Your task
Print each of the entries exactly, leaving nothing out.

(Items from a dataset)
++++
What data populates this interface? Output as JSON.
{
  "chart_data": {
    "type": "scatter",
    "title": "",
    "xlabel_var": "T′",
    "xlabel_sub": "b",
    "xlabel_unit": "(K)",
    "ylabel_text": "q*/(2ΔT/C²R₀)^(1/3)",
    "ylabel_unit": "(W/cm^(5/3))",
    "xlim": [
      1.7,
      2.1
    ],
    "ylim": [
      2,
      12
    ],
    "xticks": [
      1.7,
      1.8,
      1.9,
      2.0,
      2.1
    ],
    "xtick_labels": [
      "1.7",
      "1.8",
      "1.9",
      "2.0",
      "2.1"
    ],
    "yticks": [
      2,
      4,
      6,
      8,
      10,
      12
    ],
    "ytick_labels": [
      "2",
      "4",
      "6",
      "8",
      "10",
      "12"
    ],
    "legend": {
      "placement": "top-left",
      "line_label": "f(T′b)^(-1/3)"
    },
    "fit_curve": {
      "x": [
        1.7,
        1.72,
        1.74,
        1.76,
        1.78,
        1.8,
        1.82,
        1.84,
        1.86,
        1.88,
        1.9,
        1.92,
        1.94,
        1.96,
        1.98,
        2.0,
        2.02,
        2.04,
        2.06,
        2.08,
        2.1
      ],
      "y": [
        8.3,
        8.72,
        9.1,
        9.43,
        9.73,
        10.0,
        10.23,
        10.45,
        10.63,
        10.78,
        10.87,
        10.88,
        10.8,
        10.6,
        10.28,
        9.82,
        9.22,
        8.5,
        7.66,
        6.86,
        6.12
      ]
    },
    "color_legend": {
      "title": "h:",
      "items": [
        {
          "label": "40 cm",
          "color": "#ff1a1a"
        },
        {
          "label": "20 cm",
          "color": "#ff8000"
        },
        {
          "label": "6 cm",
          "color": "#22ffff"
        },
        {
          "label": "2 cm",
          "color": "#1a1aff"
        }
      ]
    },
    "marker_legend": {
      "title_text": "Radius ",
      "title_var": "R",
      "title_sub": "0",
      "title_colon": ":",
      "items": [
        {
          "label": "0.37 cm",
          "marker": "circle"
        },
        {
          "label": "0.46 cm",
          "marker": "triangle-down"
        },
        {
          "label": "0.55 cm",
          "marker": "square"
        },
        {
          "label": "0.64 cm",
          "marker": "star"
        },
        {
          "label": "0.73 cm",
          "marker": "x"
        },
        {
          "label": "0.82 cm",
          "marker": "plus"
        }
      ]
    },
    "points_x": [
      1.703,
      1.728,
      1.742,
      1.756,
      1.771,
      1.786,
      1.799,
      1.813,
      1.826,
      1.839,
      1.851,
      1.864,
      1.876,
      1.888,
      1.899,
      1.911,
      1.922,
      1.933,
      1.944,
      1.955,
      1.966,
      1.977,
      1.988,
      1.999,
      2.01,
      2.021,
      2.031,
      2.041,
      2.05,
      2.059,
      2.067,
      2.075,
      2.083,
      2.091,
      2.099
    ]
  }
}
++++
Task response
What data populates this interface? Output as JSON.
{
  "chart_data": {
    "type": "scatter",
    "title": "",
    "xlabel_var": "T′",
    "xlabel_sub": "b",
    "xlabel_unit": "(K)",
    "ylabel_text": "q*/(2ΔT/C²R₀)^(1/3)",
    "ylabel_unit": "(W/cm^(5/3))",
    "xlim": [
      1.7,
      2.1
    ],
    "ylim": [
      2,
      12
    ],
    "xticks": [
      1.7,
      1.8,
      1.9,
      2.0,
      2.1
    ],
    "xtick_labels": [
      "1.7",
      "1.8",
      "1.9",
      "2.0",
      "2.1"
    ],
    "yticks": [
      2,
      4,
      6,
      8,
      10,
      12
    ],
    "ytick_labels": [
      "2",
      "4",
      "6",
      "8",
      "10",
      "12"
    ],
    "legend": {
      "placement": "top-left",
      "line_label": "f(T′b)^(-1/3)"
    },
    "fit_curve": {
      "x": [
        1.7,
        1.72,
        1.74,
        1.76,
        1.78,
        1.8,
        1.82,
        1.84,
        1.86,
        1.88,
        1.9,
        1.92,
        1.94,
        1.96,
        1.98,
        2.0,
        2.02,
        2.04,
        2.06,
        2.08,
        2.1
      ],
      "y": [
        8.3,
        8.72,
        9.1,
        9.43,
        9.73,
        10.0,
        10.23,
        10.45,
        10.63,
        10.78,
        10.87,
        10.88,
        10.8,
        10.6,
        10.28,
        9.82,
        9.22,
        8.5,
        7.66,
        6.86,
        6.12
      ]
    },
    "color_legend": {
      "title": "h:",
      "items": [
        {
          "label": "40 cm",
          "color": "#ff1a1a"
        },
        {
          "label": "20 cm",
          "color": "#ff8000"
        },
        {
          "label": "6 cm",
          "color": "#22ffff"
        },
        {
          "label": "2 cm",
          "color": "#1a1aff"
        }
      ]
    },
    "marker_legend": {
      "title_text": "Radius ",
      "title_var": "R",
      "title_sub": "0",
      "title_colon": ":",
      "items": [
        {
          "label": "0.37 cm",
          "marker": "circle"
        },
        {
          "label": "0.46 cm",
          "marker": "triangle-down"
        },
        {
          "label": "0.55 cm",
          "marker": "square"
        },
        {
          "label": "0.64 cm",
          "marker": "star"
        },
        {
          "label": "0.73 cm",
          "marker": "x"
        },
        {
          "label": "0.82 cm",
          "marker": "plus"
        }
      ]
    },
    "points_x": [
      1.703,
      1.728,
      1.742,
      1.756,
      1.771,
      1.786,
      1.799,
      1.813,
      1.826,
      1.839,
      1.851,
      1.864,
      1.876,
      1.888,
      1.899,
      1.911,
      1.922,
      1.933,
      1.944,
      1.955,
      1.966,
      1.977,
      1.988,
      1.999,
      2.01,
      2.021,
      2.031,
      2.041,
      2.05,
      2.059,
      2.067,
      2.075,
      2.083,
      2.091,
      2.099
    ]
  }
}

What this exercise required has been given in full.